_RECORDS SHOWN_.
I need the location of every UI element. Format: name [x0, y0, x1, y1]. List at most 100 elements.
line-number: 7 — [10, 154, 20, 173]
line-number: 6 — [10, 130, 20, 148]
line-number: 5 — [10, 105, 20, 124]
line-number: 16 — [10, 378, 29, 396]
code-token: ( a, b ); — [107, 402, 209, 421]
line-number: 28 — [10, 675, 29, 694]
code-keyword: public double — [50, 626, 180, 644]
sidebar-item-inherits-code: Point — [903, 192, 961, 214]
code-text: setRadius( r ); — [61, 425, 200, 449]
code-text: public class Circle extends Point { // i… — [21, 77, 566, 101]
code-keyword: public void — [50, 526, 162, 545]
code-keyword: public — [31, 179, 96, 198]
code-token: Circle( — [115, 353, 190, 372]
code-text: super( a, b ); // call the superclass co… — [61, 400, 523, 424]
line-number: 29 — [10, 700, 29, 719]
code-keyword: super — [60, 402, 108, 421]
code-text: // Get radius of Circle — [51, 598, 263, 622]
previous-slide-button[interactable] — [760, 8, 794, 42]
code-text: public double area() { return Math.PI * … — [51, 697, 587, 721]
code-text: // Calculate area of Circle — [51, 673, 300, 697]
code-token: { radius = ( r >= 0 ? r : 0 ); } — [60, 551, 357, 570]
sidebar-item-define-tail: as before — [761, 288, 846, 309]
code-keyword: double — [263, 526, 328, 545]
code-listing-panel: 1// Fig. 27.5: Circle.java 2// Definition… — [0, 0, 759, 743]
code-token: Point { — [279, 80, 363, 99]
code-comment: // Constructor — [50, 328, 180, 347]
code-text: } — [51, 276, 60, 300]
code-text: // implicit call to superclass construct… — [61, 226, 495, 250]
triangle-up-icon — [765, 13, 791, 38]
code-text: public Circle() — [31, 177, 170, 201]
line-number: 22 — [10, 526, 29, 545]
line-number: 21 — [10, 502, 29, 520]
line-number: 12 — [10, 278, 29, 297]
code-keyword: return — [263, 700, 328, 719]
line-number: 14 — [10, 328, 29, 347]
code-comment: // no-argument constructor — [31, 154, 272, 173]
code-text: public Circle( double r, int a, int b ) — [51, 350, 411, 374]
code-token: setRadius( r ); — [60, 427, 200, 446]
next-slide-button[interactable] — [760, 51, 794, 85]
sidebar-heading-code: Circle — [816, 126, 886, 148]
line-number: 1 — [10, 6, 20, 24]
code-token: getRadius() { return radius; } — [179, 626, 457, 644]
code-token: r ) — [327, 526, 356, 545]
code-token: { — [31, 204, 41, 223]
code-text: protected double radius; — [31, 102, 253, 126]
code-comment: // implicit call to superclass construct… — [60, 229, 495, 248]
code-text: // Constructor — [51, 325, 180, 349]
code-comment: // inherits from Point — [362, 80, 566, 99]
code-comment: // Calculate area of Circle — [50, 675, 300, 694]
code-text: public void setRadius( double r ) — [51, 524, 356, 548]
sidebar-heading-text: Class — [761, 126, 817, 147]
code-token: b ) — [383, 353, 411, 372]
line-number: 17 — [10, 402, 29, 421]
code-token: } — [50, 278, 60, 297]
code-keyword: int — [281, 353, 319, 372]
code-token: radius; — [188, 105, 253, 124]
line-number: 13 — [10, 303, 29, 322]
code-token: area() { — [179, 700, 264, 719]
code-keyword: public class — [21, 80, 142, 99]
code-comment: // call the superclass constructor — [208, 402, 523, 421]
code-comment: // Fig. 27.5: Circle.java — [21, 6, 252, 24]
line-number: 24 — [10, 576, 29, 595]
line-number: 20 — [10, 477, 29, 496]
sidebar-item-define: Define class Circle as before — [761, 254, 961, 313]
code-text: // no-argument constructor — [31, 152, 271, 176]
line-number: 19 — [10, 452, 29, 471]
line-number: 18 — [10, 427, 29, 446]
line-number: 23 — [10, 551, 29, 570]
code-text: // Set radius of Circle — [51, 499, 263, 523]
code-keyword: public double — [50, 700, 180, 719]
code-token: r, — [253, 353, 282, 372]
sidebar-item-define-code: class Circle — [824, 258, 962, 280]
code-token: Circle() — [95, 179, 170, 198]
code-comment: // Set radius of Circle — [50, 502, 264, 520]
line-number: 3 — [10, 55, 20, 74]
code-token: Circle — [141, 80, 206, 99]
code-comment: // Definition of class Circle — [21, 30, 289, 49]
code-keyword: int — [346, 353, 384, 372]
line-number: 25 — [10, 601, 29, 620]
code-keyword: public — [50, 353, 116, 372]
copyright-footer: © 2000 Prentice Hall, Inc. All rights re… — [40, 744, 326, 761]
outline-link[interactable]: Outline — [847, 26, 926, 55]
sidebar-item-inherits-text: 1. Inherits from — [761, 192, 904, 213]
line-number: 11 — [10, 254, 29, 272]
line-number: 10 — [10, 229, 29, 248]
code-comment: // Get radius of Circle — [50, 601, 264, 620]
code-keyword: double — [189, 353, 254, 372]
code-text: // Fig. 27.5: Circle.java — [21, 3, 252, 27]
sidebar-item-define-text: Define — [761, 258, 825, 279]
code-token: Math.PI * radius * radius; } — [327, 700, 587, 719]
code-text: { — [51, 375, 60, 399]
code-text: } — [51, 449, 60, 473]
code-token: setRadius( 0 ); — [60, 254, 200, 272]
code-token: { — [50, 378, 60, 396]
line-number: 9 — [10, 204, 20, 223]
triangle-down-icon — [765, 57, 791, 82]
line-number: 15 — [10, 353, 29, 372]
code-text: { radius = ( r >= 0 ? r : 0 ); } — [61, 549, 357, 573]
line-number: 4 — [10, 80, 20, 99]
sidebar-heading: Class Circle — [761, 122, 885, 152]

_WHAT TO DO_.
Please render every line of the listing above as a Markdown table with the columns "Row" and "Line", numbering the rows and leaving out blank lines.

_RESPONSE BELOW_.
| Row | Line |
|---|---|
| 1 | I need the location of every UI element. Format: name [x0, y0, x1, y1]. List at most 100 elements. |
| 2 | line-number: 7 — [10, 154, 20, 173] |
| 3 | line-number: 6 — [10, 130, 20, 148] |
| 4 | line-number: 5 — [10, 105, 20, 124] |
| 5 | line-number: 16 — [10, 378, 29, 396] |
| 6 | code-token: ( a, b ); — [107, 402, 209, 421] |
| 7 | line-number: 28 — [10, 675, 29, 694] |
| 8 | code-keyword: public double — [50, 626, 180, 644] |
| 9 | sidebar-item-inherits-code: Point — [903, 192, 961, 214] |
| 10 | code-text: setRadius( r ); — [61, 425, 200, 449] |
| 11 | code-text: public class Circle extends Point { // i… — [21, 77, 566, 101] |
| 12 | code-keyword: public void — [50, 526, 162, 545] |
| 13 | code-keyword: public — [31, 179, 96, 198] |
| 14 | code-token: Circle( — [115, 353, 190, 372] |
| 15 | code-text: super( a, b ); // call the superclass co… — [61, 400, 523, 424] |
| 16 | line-number: 29 — [10, 700, 29, 719] |
| 17 | code-keyword: super — [60, 402, 108, 421] |
| 18 | code-text: // Get radius of Circle — [51, 598, 263, 622] |
| 19 | previous-slide-button[interactable] — [760, 8, 794, 42] |
| 20 | code-text: public double area() { return Math.PI * … — [51, 697, 587, 721] |
| 21 | code-text: // Calculate area of Circle — [51, 673, 300, 697] |
| 22 | code-token: { radius = ( r >= 0 ? r : 0 ); } — [60, 551, 357, 570] |
| 23 | sidebar-item-define-tail: as before — [761, 288, 846, 309] |
| 24 | code-keyword: double — [263, 526, 328, 545] |
| 25 | code-listing-panel: 1// Fig. 27.5: Circle.java 2// Definition… — [0, 0, 759, 743] |
| 26 | code-token: Point { — [279, 80, 363, 99] |
| 27 | code-comment: // Constructor — [50, 328, 180, 347] |
| 28 | code-text: } — [51, 276, 60, 300] |
| 29 | code-text: // implicit call to superclass construct… — [61, 226, 495, 250] |
| 30 | triangle-up-icon — [765, 13, 791, 38] |
| 31 | code-text: public Circle() — [31, 177, 170, 201] |
| 32 | line-number: 22 — [10, 526, 29, 545] |
| 33 | line-number: 21 — [10, 502, 29, 520] |
| 34 | line-number: 12 — [10, 278, 29, 297] |
| 35 | code-keyword: return — [263, 700, 328, 719] |
| 36 | line-number: 14 — [10, 328, 29, 347] |
| 37 | code-comment: // no-argument constructor — [31, 154, 272, 173] |
| 38 | code-text: public Circle( double r, int a, int b ) — [51, 350, 411, 374] |
| 39 | code-token: setRadius( r ); — [60, 427, 200, 446] |
| 40 | next-slide-button[interactable] — [760, 51, 794, 85] |
| 41 | sidebar-heading-code: Circle — [816, 126, 886, 148] |
| 42 | line-number: 1 — [10, 6, 20, 24] |
| 43 | code-token: getRadius() { return radius; } — [179, 626, 457, 644] |
| 44 | code-token: r ) — [327, 526, 356, 545] |
| 45 | code-token: { — [31, 204, 41, 223] |
| 46 | code-text: protected double radius; — [31, 102, 253, 126] |
| 47 | code-comment: // implicit call to superclass construct… — [60, 229, 495, 248] |
| 48 | code-text: // Constructor — [51, 325, 180, 349] |
| 49 | code-comment: // inherits from Point — [362, 80, 566, 99] |
| 50 | code-comment: // Calculate area of Circle — [50, 675, 300, 694] |
| 51 | code-text: public void setRadius( double r ) — [51, 524, 356, 548] |
| 52 | sidebar-heading-text: Class — [761, 126, 817, 147] |
| 53 | code-token: b ) — [383, 353, 411, 372] |
| 54 | line-number: 17 — [10, 402, 29, 421] |
| 55 | code-token: } — [50, 278, 60, 297] |
| 56 | code-keyword: int — [281, 353, 319, 372] |
| 57 | code-token: radius; — [188, 105, 253, 124] |
| 58 | line-number: 13 — [10, 303, 29, 322] |
| 59 | code-token: area() { — [179, 700, 264, 719] |
| 60 | code-keyword: public class — [21, 80, 142, 99] |
| 61 | code-comment: // call the superclass constructor — [208, 402, 523, 421] |
| 62 | code-comment: // Fig. 27.5: Circle.java — [21, 6, 252, 24] |
| 63 | line-number: 24 — [10, 576, 29, 595] |
| 64 | line-number: 20 — [10, 477, 29, 496] |
| 65 | sidebar-item-define: Define class Circle as before — [761, 254, 961, 313] |
| 66 | code-text: // no-argument constructor — [31, 152, 271, 176] |
| 67 | line-number: 19 — [10, 452, 29, 471] |
| 68 | line-number: 18 — [10, 427, 29, 446] |
| 69 | line-number: 23 — [10, 551, 29, 570] |
| 70 | code-text: // Set radius of Circle — [51, 499, 263, 523] |
| 71 | code-keyword: public double — [50, 700, 180, 719] |
| 72 | code-token: r, — [253, 353, 282, 372] |
| 73 | sidebar-item-define-code: class Circle — [824, 258, 962, 280] |
| 74 | code-token: Circle() — [95, 179, 170, 198] |
| 75 | code-comment: // Set radius of Circle — [50, 502, 264, 520] |
| 76 | line-number: 3 — [10, 55, 20, 74] |
| 77 | code-token: Circle — [141, 80, 206, 99] |
| 78 | code-comment: // Definition of class Circle — [21, 30, 289, 49] |
| 79 | code-keyword: int — [346, 353, 384, 372] |
| 80 | line-number: 25 — [10, 601, 29, 620] |
| 81 | code-keyword: public — [50, 353, 116, 372] |
| 82 | copyright-footer: © 2000 Prentice Hall, Inc. All rights re… — [40, 744, 326, 761] |
| 83 | outline-link[interactable]: Outline — [847, 26, 926, 55] |
| 84 | sidebar-item-inherits-text: 1. Inherits from — [761, 192, 904, 213] |
| 85 | line-number: 11 — [10, 254, 29, 272] |
| 86 | line-number: 10 — [10, 229, 29, 248] |
| 87 | code-comment: // Get radius of Circle — [50, 601, 264, 620] |
| 88 | code-keyword: double — [189, 353, 254, 372] |
| 89 | code-text: // Fig. 27.5: Circle.java — [21, 3, 252, 27] |
| 90 | sidebar-item-define-text: Define — [761, 258, 825, 279] |
| 91 | code-token: Math.PI * radius * radius; } — [327, 700, 587, 719] |
| 92 | code-text: { — [51, 375, 60, 399] |
| 93 | code-text: } — [51, 449, 60, 473] |
| 94 | code-token: setRadius( 0 ); — [60, 254, 200, 272] |
| 95 | code-token: { — [50, 378, 60, 396] |
| 96 | line-number: 9 — [10, 204, 20, 223] |
| 97 | triangle-down-icon — [765, 57, 791, 82] |
| 98 | line-number: 15 — [10, 353, 29, 372] |
| 99 | code-text: { radius = ( r >= 0 ? r : 0 ); } — [61, 549, 357, 573] |
| 100 | line-number: 4 — [10, 80, 20, 99] |
| 101 | sidebar-heading: Class Circle — [761, 122, 885, 152] |